-- begin --

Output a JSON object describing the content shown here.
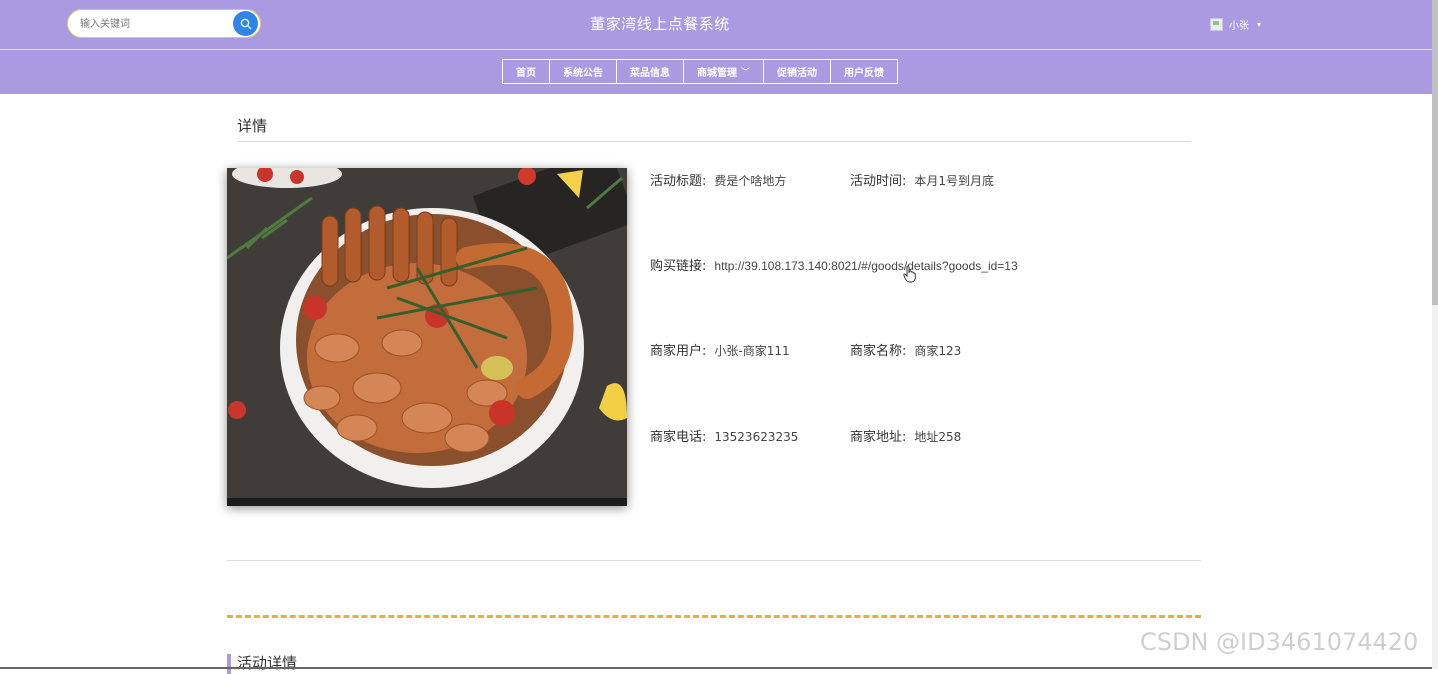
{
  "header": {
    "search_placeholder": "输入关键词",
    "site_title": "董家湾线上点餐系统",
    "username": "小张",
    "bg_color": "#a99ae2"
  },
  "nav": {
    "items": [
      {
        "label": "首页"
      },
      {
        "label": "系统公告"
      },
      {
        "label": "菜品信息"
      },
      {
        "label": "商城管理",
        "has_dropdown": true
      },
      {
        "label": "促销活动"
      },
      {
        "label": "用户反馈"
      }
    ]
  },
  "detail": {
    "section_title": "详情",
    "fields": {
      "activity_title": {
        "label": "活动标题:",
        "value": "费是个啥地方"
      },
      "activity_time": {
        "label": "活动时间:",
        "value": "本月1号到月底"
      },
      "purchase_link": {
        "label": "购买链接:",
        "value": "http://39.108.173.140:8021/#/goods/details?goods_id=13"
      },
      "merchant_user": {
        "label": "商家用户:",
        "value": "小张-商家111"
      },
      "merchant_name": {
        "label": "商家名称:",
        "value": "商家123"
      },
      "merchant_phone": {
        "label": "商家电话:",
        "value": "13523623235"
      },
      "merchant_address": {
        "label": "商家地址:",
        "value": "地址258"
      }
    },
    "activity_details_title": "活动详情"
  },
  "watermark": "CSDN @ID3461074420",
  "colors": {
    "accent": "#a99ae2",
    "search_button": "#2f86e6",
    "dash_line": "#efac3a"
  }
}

-- end --

Exercise requirements:
Output all of the data exactly as it stands, minus any images.

Problem solution:
Output a JSON object describing the content shown here.
{
  "header": {
    "search_placeholder": "输入关键词",
    "site_title": "董家湾线上点餐系统",
    "username": "小张",
    "bg_color": "#a99ae2"
  },
  "nav": {
    "items": [
      {
        "label": "首页"
      },
      {
        "label": "系统公告"
      },
      {
        "label": "菜品信息"
      },
      {
        "label": "商城管理",
        "has_dropdown": true
      },
      {
        "label": "促销活动"
      },
      {
        "label": "用户反馈"
      }
    ]
  },
  "detail": {
    "section_title": "详情",
    "fields": {
      "activity_title": {
        "label": "活动标题:",
        "value": "费是个啥地方"
      },
      "activity_time": {
        "label": "活动时间:",
        "value": "本月1号到月底"
      },
      "purchase_link": {
        "label": "购买链接:",
        "value": "http://39.108.173.140:8021/#/goods/details?goods_id=13"
      },
      "merchant_user": {
        "label": "商家用户:",
        "value": "小张-商家111"
      },
      "merchant_name": {
        "label": "商家名称:",
        "value": "商家123"
      },
      "merchant_phone": {
        "label": "商家电话:",
        "value": "13523623235"
      },
      "merchant_address": {
        "label": "商家地址:",
        "value": "地址258"
      }
    },
    "activity_details_title": "活动详情"
  },
  "watermark": "CSDN @ID3461074420",
  "colors": {
    "accent": "#a99ae2",
    "search_button": "#2f86e6",
    "dash_line": "#efac3a"
  }
}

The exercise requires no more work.